▶ PROBLEM TO SOLVE
Give back the whole listing exactly as shown.

▶ DATASET EXTRACT
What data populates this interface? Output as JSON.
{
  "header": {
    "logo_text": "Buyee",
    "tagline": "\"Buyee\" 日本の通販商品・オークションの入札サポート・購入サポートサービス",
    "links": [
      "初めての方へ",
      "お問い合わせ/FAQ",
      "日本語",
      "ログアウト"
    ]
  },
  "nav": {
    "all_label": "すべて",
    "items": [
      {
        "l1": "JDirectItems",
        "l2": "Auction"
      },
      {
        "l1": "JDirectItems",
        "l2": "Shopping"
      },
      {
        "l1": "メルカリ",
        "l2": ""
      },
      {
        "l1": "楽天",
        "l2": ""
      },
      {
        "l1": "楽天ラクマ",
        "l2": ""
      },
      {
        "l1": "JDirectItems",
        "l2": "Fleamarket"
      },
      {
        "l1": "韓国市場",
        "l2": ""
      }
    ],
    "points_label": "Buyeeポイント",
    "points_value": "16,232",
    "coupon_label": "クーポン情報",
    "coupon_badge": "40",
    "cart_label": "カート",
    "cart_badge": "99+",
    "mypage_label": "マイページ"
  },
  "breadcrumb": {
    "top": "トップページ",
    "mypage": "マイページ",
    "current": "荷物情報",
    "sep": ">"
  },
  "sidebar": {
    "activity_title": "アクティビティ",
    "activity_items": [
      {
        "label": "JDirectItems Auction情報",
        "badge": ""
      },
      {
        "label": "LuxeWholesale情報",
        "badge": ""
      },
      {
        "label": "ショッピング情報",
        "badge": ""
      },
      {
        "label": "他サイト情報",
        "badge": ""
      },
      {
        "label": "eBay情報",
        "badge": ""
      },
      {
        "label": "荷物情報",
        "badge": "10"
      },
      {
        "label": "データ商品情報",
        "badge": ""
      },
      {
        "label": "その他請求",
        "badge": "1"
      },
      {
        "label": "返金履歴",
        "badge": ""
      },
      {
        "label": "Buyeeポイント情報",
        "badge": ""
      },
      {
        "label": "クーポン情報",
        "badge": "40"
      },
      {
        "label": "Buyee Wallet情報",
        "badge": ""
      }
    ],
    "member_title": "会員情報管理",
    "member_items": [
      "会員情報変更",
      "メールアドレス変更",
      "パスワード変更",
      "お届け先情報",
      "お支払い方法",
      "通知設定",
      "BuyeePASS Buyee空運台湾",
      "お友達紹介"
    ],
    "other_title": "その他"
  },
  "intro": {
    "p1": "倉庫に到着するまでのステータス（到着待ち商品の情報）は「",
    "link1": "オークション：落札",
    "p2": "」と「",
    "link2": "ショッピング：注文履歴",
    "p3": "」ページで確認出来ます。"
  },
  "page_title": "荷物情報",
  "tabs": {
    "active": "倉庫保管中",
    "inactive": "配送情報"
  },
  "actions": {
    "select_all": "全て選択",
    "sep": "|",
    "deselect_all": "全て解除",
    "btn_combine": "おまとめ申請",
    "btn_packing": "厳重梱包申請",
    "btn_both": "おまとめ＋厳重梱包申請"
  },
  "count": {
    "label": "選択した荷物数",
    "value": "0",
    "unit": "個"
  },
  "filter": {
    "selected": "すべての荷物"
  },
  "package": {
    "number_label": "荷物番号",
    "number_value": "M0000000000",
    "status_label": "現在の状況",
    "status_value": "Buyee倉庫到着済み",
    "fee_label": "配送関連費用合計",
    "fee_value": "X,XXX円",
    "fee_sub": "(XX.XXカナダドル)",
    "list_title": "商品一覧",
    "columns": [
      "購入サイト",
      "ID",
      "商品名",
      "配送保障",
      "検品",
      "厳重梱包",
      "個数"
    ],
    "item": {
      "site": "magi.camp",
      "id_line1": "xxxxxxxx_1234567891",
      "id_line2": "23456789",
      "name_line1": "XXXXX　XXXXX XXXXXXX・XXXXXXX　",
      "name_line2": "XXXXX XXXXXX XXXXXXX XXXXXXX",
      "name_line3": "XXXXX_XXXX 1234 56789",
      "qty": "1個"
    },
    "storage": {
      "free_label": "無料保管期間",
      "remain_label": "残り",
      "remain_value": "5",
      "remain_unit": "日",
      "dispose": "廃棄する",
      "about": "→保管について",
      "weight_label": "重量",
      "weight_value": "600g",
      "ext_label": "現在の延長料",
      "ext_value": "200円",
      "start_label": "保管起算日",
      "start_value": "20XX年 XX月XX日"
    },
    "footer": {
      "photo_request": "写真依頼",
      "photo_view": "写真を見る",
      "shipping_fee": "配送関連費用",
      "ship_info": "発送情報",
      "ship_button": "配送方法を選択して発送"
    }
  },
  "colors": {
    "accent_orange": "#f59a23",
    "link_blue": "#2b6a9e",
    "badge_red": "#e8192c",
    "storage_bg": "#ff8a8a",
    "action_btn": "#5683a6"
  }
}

▶ WRITTEN ANSWER
What data populates this interface? Output as JSON.
{
  "header": {
    "logo_text": "Buyee",
    "tagline": "\"Buyee\" 日本の通販商品・オークションの入札サポート・購入サポートサービス",
    "links": [
      "初めての方へ",
      "お問い合わせ/FAQ",
      "日本語",
      "ログアウト"
    ]
  },
  "nav": {
    "all_label": "すべて",
    "items": [
      {
        "l1": "JDirectItems",
        "l2": "Auction"
      },
      {
        "l1": "JDirectItems",
        "l2": "Shopping"
      },
      {
        "l1": "メルカリ",
        "l2": ""
      },
      {
        "l1": "楽天",
        "l2": ""
      },
      {
        "l1": "楽天ラクマ",
        "l2": ""
      },
      {
        "l1": "JDirectItems",
        "l2": "Fleamarket"
      },
      {
        "l1": "韓国市場",
        "l2": ""
      }
    ],
    "points_label": "Buyeeポイント",
    "points_value": "16,232",
    "coupon_label": "クーポン情報",
    "coupon_badge": "40",
    "cart_label": "カート",
    "cart_badge": "99+",
    "mypage_label": "マイページ"
  },
  "breadcrumb": {
    "top": "トップページ",
    "mypage": "マイページ",
    "current": "荷物情報",
    "sep": ">"
  },
  "sidebar": {
    "activity_title": "アクティビティ",
    "activity_items": [
      {
        "label": "JDirectItems Auction情報",
        "badge": ""
      },
      {
        "label": "LuxeWholesale情報",
        "badge": ""
      },
      {
        "label": "ショッピング情報",
        "badge": ""
      },
      {
        "label": "他サイト情報",
        "badge": ""
      },
      {
        "label": "eBay情報",
        "badge": ""
      },
      {
        "label": "荷物情報",
        "badge": "10"
      },
      {
        "label": "データ商品情報",
        "badge": ""
      },
      {
        "label": "その他請求",
        "badge": "1"
      },
      {
        "label": "返金履歴",
        "badge": ""
      },
      {
        "label": "Buyeeポイント情報",
        "badge": ""
      },
      {
        "label": "クーポン情報",
        "badge": "40"
      },
      {
        "label": "Buyee Wallet情報",
        "badge": ""
      }
    ],
    "member_title": "会員情報管理",
    "member_items": [
      "会員情報変更",
      "メールアドレス変更",
      "パスワード変更",
      "お届け先情報",
      "お支払い方法",
      "通知設定",
      "BuyeePASS Buyee空運台湾",
      "お友達紹介"
    ],
    "other_title": "その他"
  },
  "intro": {
    "p1": "倉庫に到着するまでのステータス（到着待ち商品の情報）は「",
    "link1": "オークション：落札",
    "p2": "」と「",
    "link2": "ショッピング：注文履歴",
    "p3": "」ページで確認出来ます。"
  },
  "page_title": "荷物情報",
  "tabs": {
    "active": "倉庫保管中",
    "inactive": "配送情報"
  },
  "actions": {
    "select_all": "全て選択",
    "sep": "|",
    "deselect_all": "全て解除",
    "btn_combine": "おまとめ申請",
    "btn_packing": "厳重梱包申請",
    "btn_both": "おまとめ＋厳重梱包申請"
  },
  "count": {
    "label": "選択した荷物数",
    "value": "0",
    "unit": "個"
  },
  "filter": {
    "selected": "すべての荷物"
  },
  "package": {
    "number_label": "荷物番号",
    "number_value": "M0000000000",
    "status_label": "現在の状況",
    "status_value": "Buyee倉庫到着済み",
    "fee_label": "配送関連費用合計",
    "fee_value": "X,XXX円",
    "fee_sub": "(XX.XXカナダドル)",
    "list_title": "商品一覧",
    "columns": [
      "購入サイト",
      "ID",
      "商品名",
      "配送保障",
      "検品",
      "厳重梱包",
      "個数"
    ],
    "item": {
      "site": "magi.camp",
      "id_line1": "xxxxxxxx_1234567891",
      "id_line2": "23456789",
      "name_line1": "XXXXX　XXXXX XXXXXXX・XXXXXXX　",
      "name_line2": "XXXXX XXXXXX XXXXXXX XXXXXXX",
      "name_line3": "XXXXX_XXXX 1234 56789",
      "qty": "1個"
    },
    "storage": {
      "free_label": "無料保管期間",
      "remain_label": "残り",
      "remain_value": "5",
      "remain_unit": "日",
      "dispose": "廃棄する",
      "about": "→保管について",
      "weight_label": "重量",
      "weight_value": "600g",
      "ext_label": "現在の延長料",
      "ext_value": "200円",
      "start_label": "保管起算日",
      "start_value": "20XX年 XX月XX日"
    },
    "footer": {
      "photo_request": "写真依頼",
      "photo_view": "写真を見る",
      "shipping_fee": "配送関連費用",
      "ship_info": "発送情報",
      "ship_button": "配送方法を選択して発送"
    }
  },
  "colors": {
    "accent_orange": "#f59a23",
    "link_blue": "#2b6a9e",
    "badge_red": "#e8192c",
    "storage_bg": "#ff8a8a",
    "action_btn": "#5683a6"
  }
}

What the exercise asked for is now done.